Stored records:
_ _ _ _

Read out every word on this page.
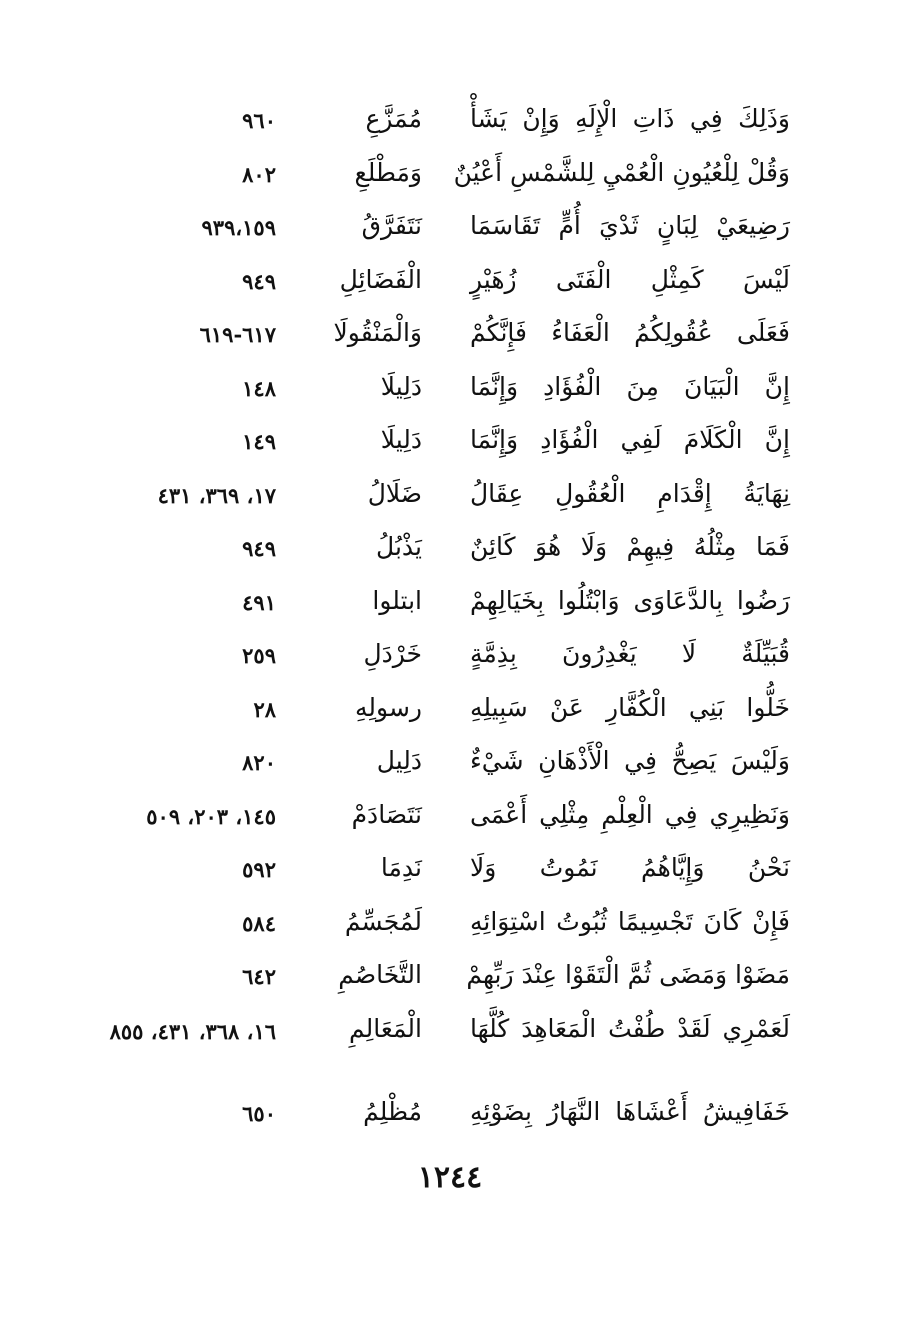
وَذَلِكَ فِي ذَاتِ الْإِلَهِ وَإِنْ يَشَأْ
مُمَزَّعِ
٩٦٠
وَقُلْ لِلْعُيُونِ الْعُمْيِ لِلشَّمْسِ أَعْيُنٌ
وَمَطْلَعِ
٨٠٢
رَضِيعَيْ لِبَانٍ ثَدْيَ أُمٍّ تَقَاسَمَا
نَتَفَرَّقُ
٩٣٩،١٥٩
لَيْسَ كَمِثْلِ الْفَتَى زُهَيْرٍ
الْفَضَائِلِ
٩٤٩
فَعَلَى عُقُولِكُمُ الْعَفَاءُ فَإِنَّكُمْ
وَالْمَنْقُولَا
٦١٧-٦١٩
إِنَّ الْبَيَانَ مِنَ الْفُؤَادِ وَإِنَّمَا
دَلِيلَا
١٤٨
إِنَّ الْكَلَامَ لَفِي الْفُؤَادِ وَإِنَّمَا
دَلِيلَا
١٤٩
نِهَايَةُ إِقْدَامِ الْعُقُولِ عِقَالُ
ضَلَالُ
١٧، ٣٦٩، ٤٣١
فَمَا مِثْلُهُ فِيهِمْ وَلَا هُوَ كَائِنٌ
يَذْبُلُ
٩٤٩
رَضُوا بِالدَّعَاوَى وَابْتُلُوا بِخَيَالِهِمْ
ابتلوا
٤٩١
قُبَيِّلَةٌ لَا يَغْدِرُونَ بِذِمَّةٍ
خَرْدَلِ
٢٥٩
خَلُّوا بَنِي الْكُفَّارِ عَنْ سَبِيلِهِ
رسولِهِ
٢٨
وَلَيْسَ يَصِحُّ فِي الْأَذْهَانِ شَيْءٌ
دَلِيل
٨٢٠
وَنَظِيرِي فِي الْعِلْمِ مِثْلِي أَعْمَى
نَتَصَادَمْ
١٤٥، ٢٠٣، ٥٠٩
نَحْنُ وَإِيَّاهُمُ نَمُوتُ وَلَا
نَدِمَا
٥٩٢
فَإِنْ كَانَ تَجْسِيمًا ثُبُوتُ اسْتِوَائِهِ
لَمُجَسِّمُ
٥٨٤
مَضَوْا وَمَضَى ثُمَّ الْتَقَوْا عِنْدَ رَبِّهِمْ
التَّخَاصُمِ
٦٤٢
لَعَمْرِي لَقَدْ طُفْتُ الْمَعَاهِدَ كُلَّهَا
الْمَعَالِمِ
١٦، ٣٦٨، ٤٣١، ٨٥٥
خَفَافِيشُ أَعْشَاهَا النَّهَارُ بِضَوْئِهِ
مُظْلِمُ
٦٥٠
١٢٤٤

_ _ _ _

__WHAT YOU SHOULD DO__. Using the material above, return every line exactly as it appears, minus the pictures.

__RESULT BELOW__.
Read out every word on this page.
وَذَلِكَ فِي ذَاتِ الْإِلَهِ وَإِنْ يَشَأْ
مُمَزَّعِ
٩٦٠
وَقُلْ لِلْعُيُونِ الْعُمْيِ لِلشَّمْسِ أَعْيُنٌ
وَمَطْلَعِ
٨٠٢
رَضِيعَيْ لِبَانٍ ثَدْيَ أُمٍّ تَقَاسَمَا
نَتَفَرَّقُ
٩٣٩،١٥٩
لَيْسَ كَمِثْلِ الْفَتَى زُهَيْرٍ
الْفَضَائِلِ
٩٤٩
فَعَلَى عُقُولِكُمُ الْعَفَاءُ فَإِنَّكُمْ
وَالْمَنْقُولَا
٦١٧-٦١٩
إِنَّ الْبَيَانَ مِنَ الْفُؤَادِ وَإِنَّمَا
دَلِيلَا
١٤٨
إِنَّ الْكَلَامَ لَفِي الْفُؤَادِ وَإِنَّمَا
دَلِيلَا
١٤٩
نِهَايَةُ إِقْدَامِ الْعُقُولِ عِقَالُ
ضَلَالُ
١٧، ٣٦٩، ٤٣١
فَمَا مِثْلُهُ فِيهِمْ وَلَا هُوَ كَائِنٌ
يَذْبُلُ
٩٤٩
رَضُوا بِالدَّعَاوَى وَابْتُلُوا بِخَيَالِهِمْ
ابتلوا
٤٩١
قُبَيِّلَةٌ لَا يَغْدِرُونَ بِذِمَّةٍ
خَرْدَلِ
٢٥٩
خَلُّوا بَنِي الْكُفَّارِ عَنْ سَبِيلِهِ
رسولِهِ
٢٨
وَلَيْسَ يَصِحُّ فِي الْأَذْهَانِ شَيْءٌ
دَلِيل
٨٢٠
وَنَظِيرِي فِي الْعِلْمِ مِثْلِي أَعْمَى
نَتَصَادَمْ
١٤٥، ٢٠٣، ٥٠٩
نَحْنُ وَإِيَّاهُمُ نَمُوتُ وَلَا
نَدِمَا
٥٩٢
فَإِنْ كَانَ تَجْسِيمًا ثُبُوتُ اسْتِوَائِهِ
لَمُجَسِّمُ
٥٨٤
مَضَوْا وَمَضَى ثُمَّ الْتَقَوْا عِنْدَ رَبِّهِمْ
التَّخَاصُمِ
٦٤٢
لَعَمْرِي لَقَدْ طُفْتُ الْمَعَاهِدَ كُلَّهَا
الْمَعَالِمِ
١٦، ٣٦٨، ٤٣١، ٨٥٥
خَفَافِيشُ أَعْشَاهَا النَّهَارُ بِضَوْئِهِ
مُظْلِمُ
٦٥٠
١٢٤٤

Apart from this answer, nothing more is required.